→ INSTRUCTIONS TO FOLLOW: Reproduce each line of the listing exactly.

→ TASK DATA:
# # #

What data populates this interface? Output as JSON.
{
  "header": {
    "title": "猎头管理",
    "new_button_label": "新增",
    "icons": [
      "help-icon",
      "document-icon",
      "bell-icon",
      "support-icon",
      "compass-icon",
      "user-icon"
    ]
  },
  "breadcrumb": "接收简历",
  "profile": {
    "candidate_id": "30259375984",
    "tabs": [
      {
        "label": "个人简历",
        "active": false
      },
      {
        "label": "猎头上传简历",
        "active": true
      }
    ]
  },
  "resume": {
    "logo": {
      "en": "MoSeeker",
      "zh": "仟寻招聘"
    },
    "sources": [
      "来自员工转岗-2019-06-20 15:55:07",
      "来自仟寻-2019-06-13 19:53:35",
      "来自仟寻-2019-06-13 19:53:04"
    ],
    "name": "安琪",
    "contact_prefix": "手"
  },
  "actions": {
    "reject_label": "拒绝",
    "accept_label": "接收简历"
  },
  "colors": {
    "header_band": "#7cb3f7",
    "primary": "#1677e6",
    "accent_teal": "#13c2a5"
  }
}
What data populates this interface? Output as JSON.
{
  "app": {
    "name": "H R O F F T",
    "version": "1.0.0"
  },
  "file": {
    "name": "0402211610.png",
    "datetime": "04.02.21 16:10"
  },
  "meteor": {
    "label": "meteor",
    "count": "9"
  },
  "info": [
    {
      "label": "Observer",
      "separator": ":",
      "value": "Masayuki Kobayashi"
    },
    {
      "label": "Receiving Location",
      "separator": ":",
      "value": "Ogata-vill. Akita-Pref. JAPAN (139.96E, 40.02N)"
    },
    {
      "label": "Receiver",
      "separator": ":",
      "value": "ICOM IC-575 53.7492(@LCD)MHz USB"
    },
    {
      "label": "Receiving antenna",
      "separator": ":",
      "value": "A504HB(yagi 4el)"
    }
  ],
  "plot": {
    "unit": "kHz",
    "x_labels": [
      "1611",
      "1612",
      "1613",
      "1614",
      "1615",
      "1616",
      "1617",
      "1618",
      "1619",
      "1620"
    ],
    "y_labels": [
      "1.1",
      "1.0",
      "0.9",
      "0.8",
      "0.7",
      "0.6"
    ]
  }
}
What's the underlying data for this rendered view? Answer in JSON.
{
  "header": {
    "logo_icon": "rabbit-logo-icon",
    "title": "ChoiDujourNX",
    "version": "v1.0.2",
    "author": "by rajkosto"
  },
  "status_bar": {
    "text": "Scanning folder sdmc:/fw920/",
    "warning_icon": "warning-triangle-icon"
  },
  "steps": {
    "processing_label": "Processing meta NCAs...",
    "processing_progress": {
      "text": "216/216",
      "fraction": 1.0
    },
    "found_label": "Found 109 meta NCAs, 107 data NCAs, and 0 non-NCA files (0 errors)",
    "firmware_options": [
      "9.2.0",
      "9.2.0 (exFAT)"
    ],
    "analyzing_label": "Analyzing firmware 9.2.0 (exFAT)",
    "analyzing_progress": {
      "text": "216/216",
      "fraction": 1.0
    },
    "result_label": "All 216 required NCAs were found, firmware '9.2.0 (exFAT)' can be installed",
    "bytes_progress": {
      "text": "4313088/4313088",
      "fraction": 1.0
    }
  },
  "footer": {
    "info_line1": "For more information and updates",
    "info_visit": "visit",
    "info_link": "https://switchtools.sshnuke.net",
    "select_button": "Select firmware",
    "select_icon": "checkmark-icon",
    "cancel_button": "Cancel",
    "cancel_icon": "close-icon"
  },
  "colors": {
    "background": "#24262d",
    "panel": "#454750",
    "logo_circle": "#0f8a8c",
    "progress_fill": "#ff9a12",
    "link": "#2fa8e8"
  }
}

# # #

→ THE OUTPUT:
What data populates this interface? Output as JSON.
{
  "header": {
    "title": "猎头管理",
    "new_button_label": "新增",
    "icons": [
      "help-icon",
      "document-icon",
      "bell-icon",
      "support-icon",
      "compass-icon",
      "user-icon"
    ]
  },
  "breadcrumb": "接收简历",
  "profile": {
    "candidate_id": "30259375984",
    "tabs": [
      {
        "label": "个人简历",
        "active": false
      },
      {
        "label": "猎头上传简历",
        "active": true
      }
    ]
  },
  "resume": {
    "logo": {
      "en": "MoSeeker",
      "zh": "仟寻招聘"
    },
    "sources": [
      "来自员工转岗-2019-06-20 15:55:07",
      "来自仟寻-2019-06-13 19:53:35",
      "来自仟寻-2019-06-13 19:53:04"
    ],
    "name": "安琪",
    "contact_prefix": "手"
  },
  "actions": {
    "reject_label": "拒绝",
    "accept_label": "接收简历"
  },
  "colors": {
    "header_band": "#7cb3f7",
    "primary": "#1677e6",
    "accent_teal": "#13c2a5"
  }
}
What data populates this interface? Output as JSON.
{
  "app": {
    "name": "H R O F F T",
    "version": "1.0.0"
  },
  "file": {
    "name": "0402211610.png",
    "datetime": "04.02.21 16:10"
  },
  "meteor": {
    "label": "meteor",
    "count": "9"
  },
  "info": [
    {
      "label": "Observer",
      "separator": ":",
      "value": "Masayuki Kobayashi"
    },
    {
      "label": "Receiving Location",
      "separator": ":",
      "value": "Ogata-vill. Akita-Pref. JAPAN (139.96E, 40.02N)"
    },
    {
      "label": "Receiver",
      "separator": ":",
      "value": "ICOM IC-575 53.7492(@LCD)MHz USB"
    },
    {
      "label": "Receiving antenna",
      "separator": ":",
      "value": "A504HB(yagi 4el)"
    }
  ],
  "plot": {
    "unit": "kHz",
    "x_labels": [
      "1611",
      "1612",
      "1613",
      "1614",
      "1615",
      "1616",
      "1617",
      "1618",
      "1619",
      "1620"
    ],
    "y_labels": [
      "1.1",
      "1.0",
      "0.9",
      "0.8",
      "0.7",
      "0.6"
    ]
  }
}
What's the underlying data for this rendered view? Answer in JSON.
{
  "header": {
    "logo_icon": "rabbit-logo-icon",
    "title": "ChoiDujourNX",
    "version": "v1.0.2",
    "author": "by rajkosto"
  },
  "status_bar": {
    "text": "Scanning folder sdmc:/fw920/",
    "warning_icon": "warning-triangle-icon"
  },
  "steps": {
    "processing_label": "Processing meta NCAs...",
    "processing_progress": {
      "text": "216/216",
      "fraction": 1.0
    },
    "found_label": "Found 109 meta NCAs, 107 data NCAs, and 0 non-NCA files (0 errors)",
    "firmware_options": [
      "9.2.0",
      "9.2.0 (exFAT)"
    ],
    "analyzing_label": "Analyzing firmware 9.2.0 (exFAT)",
    "analyzing_progress": {
      "text": "216/216",
      "fraction": 1.0
    },
    "result_label": "All 216 required NCAs were found, firmware '9.2.0 (exFAT)' can be installed",
    "bytes_progress": {
      "text": "4313088/4313088",
      "fraction": 1.0
    }
  },
  "footer": {
    "info_line1": "For more information and updates",
    "info_visit": "visit",
    "info_link": "https://switchtools.sshnuke.net",
    "select_button": "Select firmware",
    "select_icon": "checkmark-icon",
    "cancel_button": "Cancel",
    "cancel_icon": "close-icon"
  },
  "colors": {
    "background": "#24262d",
    "panel": "#454750",
    "logo_circle": "#0f8a8c",
    "progress_fill": "#ff9a12",
    "link": "#2fa8e8"
  }
}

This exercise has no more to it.